Stored entries
•••••

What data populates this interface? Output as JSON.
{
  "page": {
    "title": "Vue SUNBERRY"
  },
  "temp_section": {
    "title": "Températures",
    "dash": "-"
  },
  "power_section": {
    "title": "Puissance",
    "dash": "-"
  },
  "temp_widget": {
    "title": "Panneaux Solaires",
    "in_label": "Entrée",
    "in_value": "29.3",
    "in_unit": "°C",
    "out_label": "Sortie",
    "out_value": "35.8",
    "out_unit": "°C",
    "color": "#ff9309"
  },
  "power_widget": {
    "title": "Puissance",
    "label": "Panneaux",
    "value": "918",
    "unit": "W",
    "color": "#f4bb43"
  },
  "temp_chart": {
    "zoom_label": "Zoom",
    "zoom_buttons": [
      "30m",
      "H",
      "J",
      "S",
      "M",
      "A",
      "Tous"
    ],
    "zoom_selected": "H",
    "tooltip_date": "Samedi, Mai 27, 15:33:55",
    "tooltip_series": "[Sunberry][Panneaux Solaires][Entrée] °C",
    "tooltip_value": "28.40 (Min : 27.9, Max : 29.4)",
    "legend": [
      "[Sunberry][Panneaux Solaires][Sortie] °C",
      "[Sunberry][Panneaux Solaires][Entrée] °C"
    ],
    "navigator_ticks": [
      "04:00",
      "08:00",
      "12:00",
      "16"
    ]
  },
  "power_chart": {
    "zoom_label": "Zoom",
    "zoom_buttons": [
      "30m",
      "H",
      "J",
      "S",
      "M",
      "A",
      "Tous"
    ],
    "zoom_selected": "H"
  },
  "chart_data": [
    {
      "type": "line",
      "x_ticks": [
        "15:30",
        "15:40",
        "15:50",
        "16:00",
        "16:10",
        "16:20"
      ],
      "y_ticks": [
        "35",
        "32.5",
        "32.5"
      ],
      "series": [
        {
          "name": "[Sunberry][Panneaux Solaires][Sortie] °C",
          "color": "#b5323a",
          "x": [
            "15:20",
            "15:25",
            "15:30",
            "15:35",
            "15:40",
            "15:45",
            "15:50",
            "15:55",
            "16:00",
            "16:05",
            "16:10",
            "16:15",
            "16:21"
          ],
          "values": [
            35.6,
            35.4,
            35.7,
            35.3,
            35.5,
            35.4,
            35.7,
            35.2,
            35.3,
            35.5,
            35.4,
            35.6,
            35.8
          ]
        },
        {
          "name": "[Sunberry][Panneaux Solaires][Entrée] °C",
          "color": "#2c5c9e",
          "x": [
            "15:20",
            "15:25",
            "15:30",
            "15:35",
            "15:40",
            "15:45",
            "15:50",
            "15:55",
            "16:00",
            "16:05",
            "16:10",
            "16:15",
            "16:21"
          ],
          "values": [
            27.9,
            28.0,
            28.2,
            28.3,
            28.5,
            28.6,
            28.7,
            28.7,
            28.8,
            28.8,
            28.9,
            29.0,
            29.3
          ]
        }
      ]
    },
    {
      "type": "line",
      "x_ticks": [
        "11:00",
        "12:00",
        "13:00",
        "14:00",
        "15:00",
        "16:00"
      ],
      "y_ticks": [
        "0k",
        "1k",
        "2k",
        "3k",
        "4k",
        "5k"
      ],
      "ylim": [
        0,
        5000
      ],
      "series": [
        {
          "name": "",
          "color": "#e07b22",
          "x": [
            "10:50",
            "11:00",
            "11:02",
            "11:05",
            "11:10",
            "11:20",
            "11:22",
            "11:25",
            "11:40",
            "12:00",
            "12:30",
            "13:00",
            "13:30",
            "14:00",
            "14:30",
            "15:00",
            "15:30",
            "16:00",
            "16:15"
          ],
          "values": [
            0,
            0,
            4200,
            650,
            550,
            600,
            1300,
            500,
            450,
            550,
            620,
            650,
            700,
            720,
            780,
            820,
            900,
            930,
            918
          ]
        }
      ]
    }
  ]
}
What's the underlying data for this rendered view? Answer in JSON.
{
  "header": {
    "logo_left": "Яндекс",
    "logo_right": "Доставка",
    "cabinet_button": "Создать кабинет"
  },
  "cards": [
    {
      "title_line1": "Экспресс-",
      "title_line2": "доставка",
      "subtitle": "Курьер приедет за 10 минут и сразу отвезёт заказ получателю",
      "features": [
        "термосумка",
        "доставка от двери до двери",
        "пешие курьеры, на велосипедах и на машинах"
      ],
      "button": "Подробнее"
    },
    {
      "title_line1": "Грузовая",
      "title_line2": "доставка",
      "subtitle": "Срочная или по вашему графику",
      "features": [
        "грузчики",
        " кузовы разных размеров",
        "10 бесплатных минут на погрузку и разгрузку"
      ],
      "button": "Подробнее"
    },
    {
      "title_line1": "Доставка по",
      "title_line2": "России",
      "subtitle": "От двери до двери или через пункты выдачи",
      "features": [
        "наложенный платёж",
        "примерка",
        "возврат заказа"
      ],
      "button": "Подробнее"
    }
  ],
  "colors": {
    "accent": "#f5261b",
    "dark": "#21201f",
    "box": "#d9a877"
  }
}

•••••

### [What to do]
Write out every entry again exactly, please, with nothing missing.

### [Answer below]
What data populates this interface? Output as JSON.
{
  "page": {
    "title": "Vue SUNBERRY"
  },
  "temp_section": {
    "title": "Températures",
    "dash": "-"
  },
  "power_section": {
    "title": "Puissance",
    "dash": "-"
  },
  "temp_widget": {
    "title": "Panneaux Solaires",
    "in_label": "Entrée",
    "in_value": "29.3",
    "in_unit": "°C",
    "out_label": "Sortie",
    "out_value": "35.8",
    "out_unit": "°C",
    "color": "#ff9309"
  },
  "power_widget": {
    "title": "Puissance",
    "label": "Panneaux",
    "value": "918",
    "unit": "W",
    "color": "#f4bb43"
  },
  "temp_chart": {
    "zoom_label": "Zoom",
    "zoom_buttons": [
      "30m",
      "H",
      "J",
      "S",
      "M",
      "A",
      "Tous"
    ],
    "zoom_selected": "H",
    "tooltip_date": "Samedi, Mai 27, 15:33:55",
    "tooltip_series": "[Sunberry][Panneaux Solaires][Entrée] °C",
    "tooltip_value": "28.40 (Min : 27.9, Max : 29.4)",
    "legend": [
      "[Sunberry][Panneaux Solaires][Sortie] °C",
      "[Sunberry][Panneaux Solaires][Entrée] °C"
    ],
    "navigator_ticks": [
      "04:00",
      "08:00",
      "12:00",
      "16"
    ]
  },
  "power_chart": {
    "zoom_label": "Zoom",
    "zoom_buttons": [
      "30m",
      "H",
      "J",
      "S",
      "M",
      "A",
      "Tous"
    ],
    "zoom_selected": "H"
  },
  "chart_data": [
    {
      "type": "line",
      "x_ticks": [
        "15:30",
        "15:40",
        "15:50",
        "16:00",
        "16:10",
        "16:20"
      ],
      "y_ticks": [
        "35",
        "32.5",
        "32.5"
      ],
      "series": [
        {
          "name": "[Sunberry][Panneaux Solaires][Sortie] °C",
          "color": "#b5323a",
          "x": [
            "15:20",
            "15:25",
            "15:30",
            "15:35",
            "15:40",
            "15:45",
            "15:50",
            "15:55",
            "16:00",
            "16:05",
            "16:10",
            "16:15",
            "16:21"
          ],
          "values": [
            35.6,
            35.4,
            35.7,
            35.3,
            35.5,
            35.4,
            35.7,
            35.2,
            35.3,
            35.5,
            35.4,
            35.6,
            35.8
          ]
        },
        {
          "name": "[Sunberry][Panneaux Solaires][Entrée] °C",
          "color": "#2c5c9e",
          "x": [
            "15:20",
            "15:25",
            "15:30",
            "15:35",
            "15:40",
            "15:45",
            "15:50",
            "15:55",
            "16:00",
            "16:05",
            "16:10",
            "16:15",
            "16:21"
          ],
          "values": [
            27.9,
            28.0,
            28.2,
            28.3,
            28.5,
            28.6,
            28.7,
            28.7,
            28.8,
            28.8,
            28.9,
            29.0,
            29.3
          ]
        }
      ]
    },
    {
      "type": "line",
      "x_ticks": [
        "11:00",
        "12:00",
        "13:00",
        "14:00",
        "15:00",
        "16:00"
      ],
      "y_ticks": [
        "0k",
        "1k",
        "2k",
        "3k",
        "4k",
        "5k"
      ],
      "ylim": [
        0,
        5000
      ],
      "series": [
        {
          "name": "",
          "color": "#e07b22",
          "x": [
            "10:50",
            "11:00",
            "11:02",
            "11:05",
            "11:10",
            "11:20",
            "11:22",
            "11:25",
            "11:40",
            "12:00",
            "12:30",
            "13:00",
            "13:30",
            "14:00",
            "14:30",
            "15:00",
            "15:30",
            "16:00",
            "16:15"
          ],
          "values": [
            0,
            0,
            4200,
            650,
            550,
            600,
            1300,
            500,
            450,
            550,
            620,
            650,
            700,
            720,
            780,
            820,
            900,
            930,
            918
          ]
        }
      ]
    }
  ]
}
What's the underlying data for this rendered view? Answer in JSON.
{
  "header": {
    "logo_left": "Яндекс",
    "logo_right": "Доставка",
    "cabinet_button": "Создать кабинет"
  },
  "cards": [
    {
      "title_line1": "Экспресс-",
      "title_line2": "доставка",
      "subtitle": "Курьер приедет за 10 минут и сразу отвезёт заказ получателю",
      "features": [
        "термосумка",
        "доставка от двери до двери",
        "пешие курьеры, на велосипедах и на машинах"
      ],
      "button": "Подробнее"
    },
    {
      "title_line1": "Грузовая",
      "title_line2": "доставка",
      "subtitle": "Срочная или по вашему графику",
      "features": [
        "грузчики",
        " кузовы разных размеров",
        "10 бесплатных минут на погрузку и разгрузку"
      ],
      "button": "Подробнее"
    },
    {
      "title_line1": "Доставка по",
      "title_line2": "России",
      "subtitle": "От двери до двери или через пункты выдачи",
      "features": [
        "наложенный платёж",
        "примерка",
        "возврат заказа"
      ],
      "button": "Подробнее"
    }
  ],
  "colors": {
    "accent": "#f5261b",
    "dark": "#21201f",
    "box": "#d9a877"
  }
}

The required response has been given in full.